• Your task:
Write out the lines from the line containing "What text is on this page?" through the final line of the listing below, exactly, omitting every other line.

--

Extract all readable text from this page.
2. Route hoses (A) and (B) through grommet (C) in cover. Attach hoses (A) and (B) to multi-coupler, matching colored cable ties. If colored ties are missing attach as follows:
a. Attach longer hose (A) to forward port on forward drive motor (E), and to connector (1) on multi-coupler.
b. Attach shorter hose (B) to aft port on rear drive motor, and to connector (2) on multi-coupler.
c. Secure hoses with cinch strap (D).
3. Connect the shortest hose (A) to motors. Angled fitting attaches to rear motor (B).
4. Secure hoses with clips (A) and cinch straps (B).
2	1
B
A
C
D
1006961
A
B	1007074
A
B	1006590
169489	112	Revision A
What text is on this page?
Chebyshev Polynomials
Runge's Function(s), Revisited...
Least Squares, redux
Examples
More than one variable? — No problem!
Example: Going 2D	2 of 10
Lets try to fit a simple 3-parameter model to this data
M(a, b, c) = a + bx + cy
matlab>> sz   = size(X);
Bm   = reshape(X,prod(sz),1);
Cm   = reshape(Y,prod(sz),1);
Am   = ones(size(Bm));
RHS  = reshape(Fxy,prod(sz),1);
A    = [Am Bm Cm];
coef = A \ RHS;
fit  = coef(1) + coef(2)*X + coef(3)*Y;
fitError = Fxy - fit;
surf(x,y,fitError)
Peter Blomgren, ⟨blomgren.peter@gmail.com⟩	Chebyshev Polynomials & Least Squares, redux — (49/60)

--

• Answer below:
What text is on this page?
Chebyshev Polynomials
Runge's Function(s), Revisited...
Least Squares, redux
Examples
More than one variable? — No problem!
Example: Going 2D	2 of 10
Lets try to fit a simple 3-parameter model to this data
M(a, b, c) = a + bx + cy
matlab>> sz   = size(X);
Bm   = reshape(X,prod(sz),1);
Cm   = reshape(Y,prod(sz),1);
Am   = ones(size(Bm));
RHS  = reshape(Fxy,prod(sz),1);
A    = [Am Bm Cm];
coef = A \ RHS;
fit  = coef(1) + coef(2)*X + coef(3)*Y;
fitError = Fxy - fit;
surf(x,y,fitError)
Peter Blomgren, ⟨blomgren.peter@gmail.com⟩	Chebyshev Polynomials & Least Squares, redux — (49/60)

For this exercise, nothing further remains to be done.